Data extracted from a collection:
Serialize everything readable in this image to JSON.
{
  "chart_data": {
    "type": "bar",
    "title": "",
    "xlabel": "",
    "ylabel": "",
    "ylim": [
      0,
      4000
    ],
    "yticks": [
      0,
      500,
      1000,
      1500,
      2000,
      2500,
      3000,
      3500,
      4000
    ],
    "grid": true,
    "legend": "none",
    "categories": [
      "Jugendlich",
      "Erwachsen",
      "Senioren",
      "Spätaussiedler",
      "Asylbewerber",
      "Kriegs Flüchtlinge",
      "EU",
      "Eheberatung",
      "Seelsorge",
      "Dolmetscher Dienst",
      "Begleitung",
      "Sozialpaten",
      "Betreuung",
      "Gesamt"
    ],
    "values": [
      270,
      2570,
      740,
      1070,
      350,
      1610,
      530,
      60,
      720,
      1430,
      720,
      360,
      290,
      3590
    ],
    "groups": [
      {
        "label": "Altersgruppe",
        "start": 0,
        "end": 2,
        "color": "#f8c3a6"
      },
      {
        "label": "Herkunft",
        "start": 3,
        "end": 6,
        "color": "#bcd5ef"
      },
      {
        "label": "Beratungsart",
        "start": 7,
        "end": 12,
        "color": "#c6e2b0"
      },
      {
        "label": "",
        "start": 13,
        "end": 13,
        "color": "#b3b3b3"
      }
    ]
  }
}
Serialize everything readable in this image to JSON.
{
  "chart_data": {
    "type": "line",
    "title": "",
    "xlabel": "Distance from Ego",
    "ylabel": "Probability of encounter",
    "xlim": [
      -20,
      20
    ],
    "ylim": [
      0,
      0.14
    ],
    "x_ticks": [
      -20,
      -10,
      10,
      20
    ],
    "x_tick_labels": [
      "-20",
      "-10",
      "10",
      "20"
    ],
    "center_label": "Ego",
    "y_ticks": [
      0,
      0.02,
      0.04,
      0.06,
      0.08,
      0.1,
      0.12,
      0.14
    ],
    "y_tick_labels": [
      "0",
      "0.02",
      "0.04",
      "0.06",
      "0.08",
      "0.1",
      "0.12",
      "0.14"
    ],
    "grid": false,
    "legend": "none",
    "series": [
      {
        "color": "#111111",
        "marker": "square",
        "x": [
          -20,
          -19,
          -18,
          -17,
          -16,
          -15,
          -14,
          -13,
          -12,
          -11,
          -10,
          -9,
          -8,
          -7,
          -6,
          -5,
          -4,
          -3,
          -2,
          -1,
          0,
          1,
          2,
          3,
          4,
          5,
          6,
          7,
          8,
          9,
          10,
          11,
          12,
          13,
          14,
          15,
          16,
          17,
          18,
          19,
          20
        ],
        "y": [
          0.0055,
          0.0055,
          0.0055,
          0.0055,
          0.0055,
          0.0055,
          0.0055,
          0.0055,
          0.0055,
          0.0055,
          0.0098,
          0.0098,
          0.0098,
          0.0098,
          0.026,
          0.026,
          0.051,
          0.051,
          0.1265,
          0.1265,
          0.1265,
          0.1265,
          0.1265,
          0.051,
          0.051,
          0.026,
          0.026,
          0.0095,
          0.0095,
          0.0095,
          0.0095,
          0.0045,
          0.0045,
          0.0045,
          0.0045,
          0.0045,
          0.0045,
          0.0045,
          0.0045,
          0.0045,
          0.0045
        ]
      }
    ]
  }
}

• [Exercise]
Every entry needs to be retyped exactly.

• [Full answer]
Serialize everything readable in this image to JSON.
{
  "chart_data": {
    "type": "bar",
    "title": "",
    "xlabel": "",
    "ylabel": "",
    "ylim": [
      0,
      4000
    ],
    "yticks": [
      0,
      500,
      1000,
      1500,
      2000,
      2500,
      3000,
      3500,
      4000
    ],
    "grid": true,
    "legend": "none",
    "categories": [
      "Jugendlich",
      "Erwachsen",
      "Senioren",
      "Spätaussiedler",
      "Asylbewerber",
      "Kriegs Flüchtlinge",
      "EU",
      "Eheberatung",
      "Seelsorge",
      "Dolmetscher Dienst",
      "Begleitung",
      "Sozialpaten",
      "Betreuung",
      "Gesamt"
    ],
    "values": [
      270,
      2570,
      740,
      1070,
      350,
      1610,
      530,
      60,
      720,
      1430,
      720,
      360,
      290,
      3590
    ],
    "groups": [
      {
        "label": "Altersgruppe",
        "start": 0,
        "end": 2,
        "color": "#f8c3a6"
      },
      {
        "label": "Herkunft",
        "start": 3,
        "end": 6,
        "color": "#bcd5ef"
      },
      {
        "label": "Beratungsart",
        "start": 7,
        "end": 12,
        "color": "#c6e2b0"
      },
      {
        "label": "",
        "start": 13,
        "end": 13,
        "color": "#b3b3b3"
      }
    ]
  }
}
Serialize everything readable in this image to JSON.
{
  "chart_data": {
    "type": "line",
    "title": "",
    "xlabel": "Distance from Ego",
    "ylabel": "Probability of encounter",
    "xlim": [
      -20,
      20
    ],
    "ylim": [
      0,
      0.14
    ],
    "x_ticks": [
      -20,
      -10,
      10,
      20
    ],
    "x_tick_labels": [
      "-20",
      "-10",
      "10",
      "20"
    ],
    "center_label": "Ego",
    "y_ticks": [
      0,
      0.02,
      0.04,
      0.06,
      0.08,
      0.1,
      0.12,
      0.14
    ],
    "y_tick_labels": [
      "0",
      "0.02",
      "0.04",
      "0.06",
      "0.08",
      "0.1",
      "0.12",
      "0.14"
    ],
    "grid": false,
    "legend": "none",
    "series": [
      {
        "color": "#111111",
        "marker": "square",
        "x": [
          -20,
          -19,
          -18,
          -17,
          -16,
          -15,
          -14,
          -13,
          -12,
          -11,
          -10,
          -9,
          -8,
          -7,
          -6,
          -5,
          -4,
          -3,
          -2,
          -1,
          0,
          1,
          2,
          3,
          4,
          5,
          6,
          7,
          8,
          9,
          10,
          11,
          12,
          13,
          14,
          15,
          16,
          17,
          18,
          19,
          20
        ],
        "y": [
          0.0055,
          0.0055,
          0.0055,
          0.0055,
          0.0055,
          0.0055,
          0.0055,
          0.0055,
          0.0055,
          0.0055,
          0.0098,
          0.0098,
          0.0098,
          0.0098,
          0.026,
          0.026,
          0.051,
          0.051,
          0.1265,
          0.1265,
          0.1265,
          0.1265,
          0.1265,
          0.051,
          0.051,
          0.026,
          0.026,
          0.0095,
          0.0095,
          0.0095,
          0.0095,
          0.0045,
          0.0045,
          0.0045,
          0.0045,
          0.0045,
          0.0045,
          0.0045,
          0.0045,
          0.0045,
          0.0045
        ]
      }
    ]
  }
}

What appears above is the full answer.